◆ Exercise requirements
Copy out all lines that carry the word "context".

------------------------------------------------------------

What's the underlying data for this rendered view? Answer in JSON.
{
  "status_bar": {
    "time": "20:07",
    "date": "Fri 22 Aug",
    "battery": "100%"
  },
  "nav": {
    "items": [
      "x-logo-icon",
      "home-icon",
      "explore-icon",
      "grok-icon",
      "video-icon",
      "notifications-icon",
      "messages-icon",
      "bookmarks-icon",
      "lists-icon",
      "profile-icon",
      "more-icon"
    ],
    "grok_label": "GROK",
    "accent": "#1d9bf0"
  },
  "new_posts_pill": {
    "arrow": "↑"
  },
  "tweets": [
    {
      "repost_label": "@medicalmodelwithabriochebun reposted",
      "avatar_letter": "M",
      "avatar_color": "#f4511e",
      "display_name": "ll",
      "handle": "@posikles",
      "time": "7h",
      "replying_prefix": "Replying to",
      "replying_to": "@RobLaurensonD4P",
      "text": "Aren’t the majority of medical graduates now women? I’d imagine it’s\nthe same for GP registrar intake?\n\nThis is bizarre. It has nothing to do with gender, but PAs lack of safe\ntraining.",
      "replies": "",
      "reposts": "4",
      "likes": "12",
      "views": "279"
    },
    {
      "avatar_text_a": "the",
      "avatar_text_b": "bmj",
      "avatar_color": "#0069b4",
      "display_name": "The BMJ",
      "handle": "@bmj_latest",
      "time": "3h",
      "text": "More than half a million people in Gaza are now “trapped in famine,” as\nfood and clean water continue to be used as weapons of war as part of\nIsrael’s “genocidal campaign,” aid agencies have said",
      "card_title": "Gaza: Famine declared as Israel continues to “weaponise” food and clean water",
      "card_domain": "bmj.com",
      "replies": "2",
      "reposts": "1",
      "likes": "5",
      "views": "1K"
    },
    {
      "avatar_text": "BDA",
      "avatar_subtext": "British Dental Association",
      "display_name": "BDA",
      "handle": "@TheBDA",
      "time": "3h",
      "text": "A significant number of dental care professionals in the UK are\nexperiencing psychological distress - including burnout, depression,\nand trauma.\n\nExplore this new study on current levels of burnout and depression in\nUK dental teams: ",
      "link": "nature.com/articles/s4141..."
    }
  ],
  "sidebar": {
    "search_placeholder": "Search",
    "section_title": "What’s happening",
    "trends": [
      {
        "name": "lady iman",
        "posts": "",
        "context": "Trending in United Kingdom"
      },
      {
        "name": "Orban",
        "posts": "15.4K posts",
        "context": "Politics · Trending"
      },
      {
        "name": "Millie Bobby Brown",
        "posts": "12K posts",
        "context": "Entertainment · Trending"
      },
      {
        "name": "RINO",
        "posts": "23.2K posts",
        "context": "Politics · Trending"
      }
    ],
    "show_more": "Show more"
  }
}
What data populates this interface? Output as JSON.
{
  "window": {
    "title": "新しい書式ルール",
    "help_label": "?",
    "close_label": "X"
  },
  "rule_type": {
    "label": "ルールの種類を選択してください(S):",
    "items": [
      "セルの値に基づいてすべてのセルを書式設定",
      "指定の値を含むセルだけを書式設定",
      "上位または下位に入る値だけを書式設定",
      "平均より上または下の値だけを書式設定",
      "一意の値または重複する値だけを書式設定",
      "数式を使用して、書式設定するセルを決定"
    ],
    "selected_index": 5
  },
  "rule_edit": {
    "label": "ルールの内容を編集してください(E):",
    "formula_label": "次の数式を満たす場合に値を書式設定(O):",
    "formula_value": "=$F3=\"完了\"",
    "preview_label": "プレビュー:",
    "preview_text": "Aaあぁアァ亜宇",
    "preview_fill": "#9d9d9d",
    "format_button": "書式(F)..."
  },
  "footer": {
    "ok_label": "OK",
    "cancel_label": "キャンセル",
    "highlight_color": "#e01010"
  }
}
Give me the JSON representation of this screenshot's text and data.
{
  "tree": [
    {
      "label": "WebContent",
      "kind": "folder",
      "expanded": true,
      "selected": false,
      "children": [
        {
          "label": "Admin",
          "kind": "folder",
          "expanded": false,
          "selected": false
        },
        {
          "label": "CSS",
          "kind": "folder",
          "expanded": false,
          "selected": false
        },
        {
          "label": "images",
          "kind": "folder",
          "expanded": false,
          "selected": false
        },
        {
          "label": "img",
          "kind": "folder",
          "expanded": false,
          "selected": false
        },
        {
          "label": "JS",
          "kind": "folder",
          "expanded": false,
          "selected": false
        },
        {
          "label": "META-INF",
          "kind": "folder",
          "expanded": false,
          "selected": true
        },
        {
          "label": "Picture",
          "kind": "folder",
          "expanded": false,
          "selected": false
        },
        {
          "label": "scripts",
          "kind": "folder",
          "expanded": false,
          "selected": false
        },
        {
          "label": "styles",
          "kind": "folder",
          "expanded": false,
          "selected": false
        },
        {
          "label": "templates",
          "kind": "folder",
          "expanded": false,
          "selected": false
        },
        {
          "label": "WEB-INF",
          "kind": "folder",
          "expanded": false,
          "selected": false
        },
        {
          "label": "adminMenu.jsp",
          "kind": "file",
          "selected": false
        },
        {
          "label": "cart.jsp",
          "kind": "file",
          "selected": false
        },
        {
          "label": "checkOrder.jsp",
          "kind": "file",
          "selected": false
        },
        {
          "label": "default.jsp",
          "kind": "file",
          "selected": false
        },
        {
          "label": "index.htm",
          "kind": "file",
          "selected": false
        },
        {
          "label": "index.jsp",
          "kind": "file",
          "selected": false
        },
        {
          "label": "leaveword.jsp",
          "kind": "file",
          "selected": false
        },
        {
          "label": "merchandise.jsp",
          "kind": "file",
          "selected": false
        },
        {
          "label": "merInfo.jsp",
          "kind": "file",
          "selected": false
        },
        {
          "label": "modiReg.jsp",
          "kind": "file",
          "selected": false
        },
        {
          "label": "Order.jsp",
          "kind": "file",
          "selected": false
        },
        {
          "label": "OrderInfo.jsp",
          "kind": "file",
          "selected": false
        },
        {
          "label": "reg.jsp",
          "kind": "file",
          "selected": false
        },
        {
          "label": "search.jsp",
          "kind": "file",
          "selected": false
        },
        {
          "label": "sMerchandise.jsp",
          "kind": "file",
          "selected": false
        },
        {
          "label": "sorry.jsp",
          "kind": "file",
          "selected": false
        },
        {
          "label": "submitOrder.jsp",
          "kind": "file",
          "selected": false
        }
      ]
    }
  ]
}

------------------------------------------------------------

◆ Exercise output
        "context": "Trending in United Kingdom"
        "context": "Politics · Trending"
        "context": "Entertainment · Trending"
        "context": "Politics · Trending"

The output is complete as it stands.